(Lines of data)
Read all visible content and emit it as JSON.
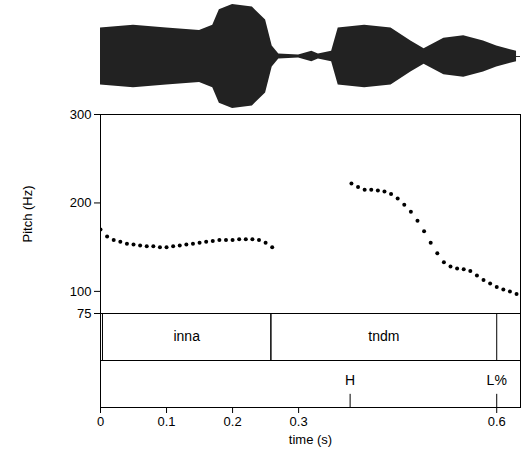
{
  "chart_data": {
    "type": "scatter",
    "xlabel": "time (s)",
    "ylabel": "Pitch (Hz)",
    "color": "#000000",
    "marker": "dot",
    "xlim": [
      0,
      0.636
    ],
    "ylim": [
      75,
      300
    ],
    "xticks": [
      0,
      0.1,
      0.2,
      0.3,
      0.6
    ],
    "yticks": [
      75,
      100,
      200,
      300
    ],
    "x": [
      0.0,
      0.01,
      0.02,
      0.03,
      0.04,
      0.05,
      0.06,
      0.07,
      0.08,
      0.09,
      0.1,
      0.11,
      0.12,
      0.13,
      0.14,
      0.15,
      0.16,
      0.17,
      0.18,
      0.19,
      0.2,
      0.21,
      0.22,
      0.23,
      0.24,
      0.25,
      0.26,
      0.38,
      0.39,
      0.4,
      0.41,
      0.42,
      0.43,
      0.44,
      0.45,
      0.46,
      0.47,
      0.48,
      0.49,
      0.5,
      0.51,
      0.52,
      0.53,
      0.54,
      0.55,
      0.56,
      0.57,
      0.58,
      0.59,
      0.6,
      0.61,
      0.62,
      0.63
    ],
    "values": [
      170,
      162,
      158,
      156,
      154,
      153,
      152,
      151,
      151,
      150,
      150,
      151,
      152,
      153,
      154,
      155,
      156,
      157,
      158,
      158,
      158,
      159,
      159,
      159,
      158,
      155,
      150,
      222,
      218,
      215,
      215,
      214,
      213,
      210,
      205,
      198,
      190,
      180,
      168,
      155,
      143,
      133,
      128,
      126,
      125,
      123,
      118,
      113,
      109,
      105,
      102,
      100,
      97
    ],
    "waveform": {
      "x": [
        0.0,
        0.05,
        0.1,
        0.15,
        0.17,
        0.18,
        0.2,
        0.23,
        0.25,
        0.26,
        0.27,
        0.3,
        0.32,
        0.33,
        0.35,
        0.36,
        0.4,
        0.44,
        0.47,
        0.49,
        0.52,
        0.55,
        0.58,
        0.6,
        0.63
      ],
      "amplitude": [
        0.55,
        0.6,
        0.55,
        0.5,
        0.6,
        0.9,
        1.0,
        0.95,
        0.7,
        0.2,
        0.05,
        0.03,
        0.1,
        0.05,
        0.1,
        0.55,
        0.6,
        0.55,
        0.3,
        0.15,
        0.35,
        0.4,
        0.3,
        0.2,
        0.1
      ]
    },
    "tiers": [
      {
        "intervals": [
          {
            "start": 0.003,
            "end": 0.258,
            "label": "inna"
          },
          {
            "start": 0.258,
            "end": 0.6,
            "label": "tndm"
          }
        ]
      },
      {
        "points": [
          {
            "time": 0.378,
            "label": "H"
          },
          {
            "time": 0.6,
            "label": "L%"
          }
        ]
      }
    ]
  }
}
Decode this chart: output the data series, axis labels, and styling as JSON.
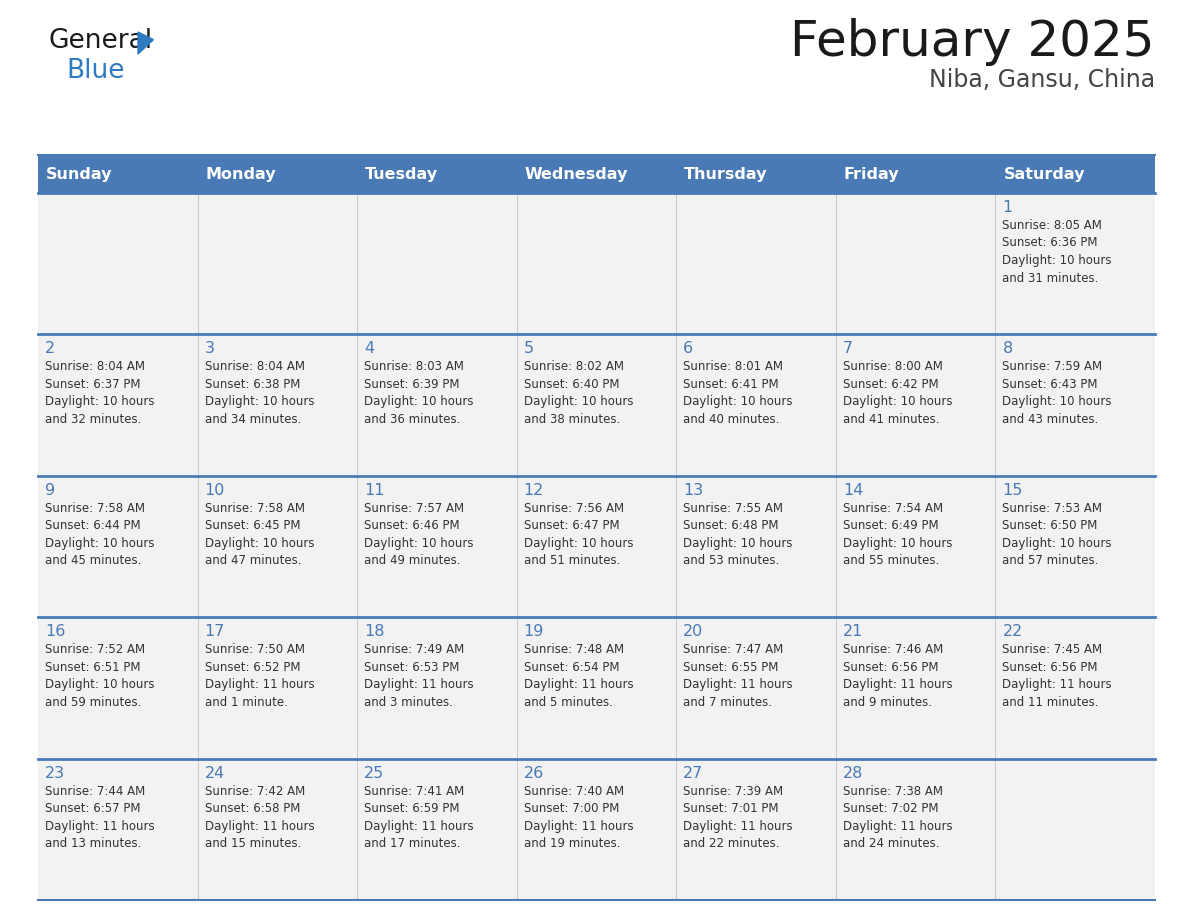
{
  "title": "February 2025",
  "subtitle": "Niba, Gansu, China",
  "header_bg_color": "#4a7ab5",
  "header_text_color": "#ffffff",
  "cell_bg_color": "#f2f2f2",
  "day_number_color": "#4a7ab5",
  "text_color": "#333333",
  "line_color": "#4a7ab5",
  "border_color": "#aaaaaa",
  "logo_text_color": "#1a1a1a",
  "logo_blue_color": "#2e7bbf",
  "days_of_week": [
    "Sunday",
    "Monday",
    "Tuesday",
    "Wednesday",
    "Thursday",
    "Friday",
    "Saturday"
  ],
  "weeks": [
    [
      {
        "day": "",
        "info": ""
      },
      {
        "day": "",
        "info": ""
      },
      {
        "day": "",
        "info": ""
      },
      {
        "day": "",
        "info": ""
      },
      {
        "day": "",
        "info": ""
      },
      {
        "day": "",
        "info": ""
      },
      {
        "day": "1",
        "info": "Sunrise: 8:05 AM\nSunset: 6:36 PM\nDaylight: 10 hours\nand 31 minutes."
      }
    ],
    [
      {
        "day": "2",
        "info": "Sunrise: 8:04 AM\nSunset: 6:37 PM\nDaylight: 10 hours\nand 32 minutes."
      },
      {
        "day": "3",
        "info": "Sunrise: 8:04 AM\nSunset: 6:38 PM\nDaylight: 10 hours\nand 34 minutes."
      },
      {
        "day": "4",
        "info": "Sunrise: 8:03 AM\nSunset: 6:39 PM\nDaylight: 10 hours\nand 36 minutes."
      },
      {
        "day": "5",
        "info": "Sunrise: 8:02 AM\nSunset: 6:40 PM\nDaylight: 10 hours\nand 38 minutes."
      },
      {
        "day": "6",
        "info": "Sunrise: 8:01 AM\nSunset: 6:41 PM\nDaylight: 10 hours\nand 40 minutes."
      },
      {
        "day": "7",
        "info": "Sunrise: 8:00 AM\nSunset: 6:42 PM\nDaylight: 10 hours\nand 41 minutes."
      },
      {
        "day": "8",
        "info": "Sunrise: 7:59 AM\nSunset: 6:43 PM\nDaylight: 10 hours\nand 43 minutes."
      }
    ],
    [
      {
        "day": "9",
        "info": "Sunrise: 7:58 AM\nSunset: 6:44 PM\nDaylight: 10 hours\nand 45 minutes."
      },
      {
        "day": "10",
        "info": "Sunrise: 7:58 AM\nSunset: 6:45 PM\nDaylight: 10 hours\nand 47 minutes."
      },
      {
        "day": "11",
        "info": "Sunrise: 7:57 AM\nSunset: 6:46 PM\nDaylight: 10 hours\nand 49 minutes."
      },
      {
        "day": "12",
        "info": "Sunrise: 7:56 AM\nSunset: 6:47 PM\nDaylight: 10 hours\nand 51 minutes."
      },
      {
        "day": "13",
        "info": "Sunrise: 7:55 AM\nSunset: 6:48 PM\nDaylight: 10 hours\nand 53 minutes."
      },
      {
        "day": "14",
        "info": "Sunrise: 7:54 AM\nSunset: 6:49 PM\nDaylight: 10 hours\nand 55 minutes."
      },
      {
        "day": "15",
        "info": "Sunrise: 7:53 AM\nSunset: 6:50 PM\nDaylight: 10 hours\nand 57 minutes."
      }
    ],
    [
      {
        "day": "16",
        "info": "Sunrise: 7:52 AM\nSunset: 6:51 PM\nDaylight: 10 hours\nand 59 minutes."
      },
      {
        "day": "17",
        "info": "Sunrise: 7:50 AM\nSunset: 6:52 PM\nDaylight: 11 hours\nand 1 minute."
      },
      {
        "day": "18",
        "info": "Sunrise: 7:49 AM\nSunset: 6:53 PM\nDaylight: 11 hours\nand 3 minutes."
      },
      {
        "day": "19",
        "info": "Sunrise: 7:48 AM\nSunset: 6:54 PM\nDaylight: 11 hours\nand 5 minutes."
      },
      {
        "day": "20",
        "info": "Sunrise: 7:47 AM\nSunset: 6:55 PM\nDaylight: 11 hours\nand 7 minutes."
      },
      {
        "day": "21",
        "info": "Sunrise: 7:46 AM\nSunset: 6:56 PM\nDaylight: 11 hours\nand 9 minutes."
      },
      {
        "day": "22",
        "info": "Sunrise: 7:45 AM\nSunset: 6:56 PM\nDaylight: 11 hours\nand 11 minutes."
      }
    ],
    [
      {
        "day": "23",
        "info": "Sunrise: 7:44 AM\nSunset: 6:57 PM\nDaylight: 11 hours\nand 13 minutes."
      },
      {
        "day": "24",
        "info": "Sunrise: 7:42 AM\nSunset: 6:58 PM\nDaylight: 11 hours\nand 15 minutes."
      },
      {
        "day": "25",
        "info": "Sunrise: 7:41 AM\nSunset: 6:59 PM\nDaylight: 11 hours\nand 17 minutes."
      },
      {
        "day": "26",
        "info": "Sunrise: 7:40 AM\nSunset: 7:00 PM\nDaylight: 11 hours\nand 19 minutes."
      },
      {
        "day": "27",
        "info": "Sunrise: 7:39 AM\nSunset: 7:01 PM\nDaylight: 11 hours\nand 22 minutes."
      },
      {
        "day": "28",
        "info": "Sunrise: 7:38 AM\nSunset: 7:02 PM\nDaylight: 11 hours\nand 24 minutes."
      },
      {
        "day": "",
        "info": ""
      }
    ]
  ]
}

Task to carry out:
Collect the lines of the records that include the string "JSON".

Solution to the problem:
Read all visible content and emit it as JSON.
Decode this chart: output the data series, axis labels, and styling as JSON.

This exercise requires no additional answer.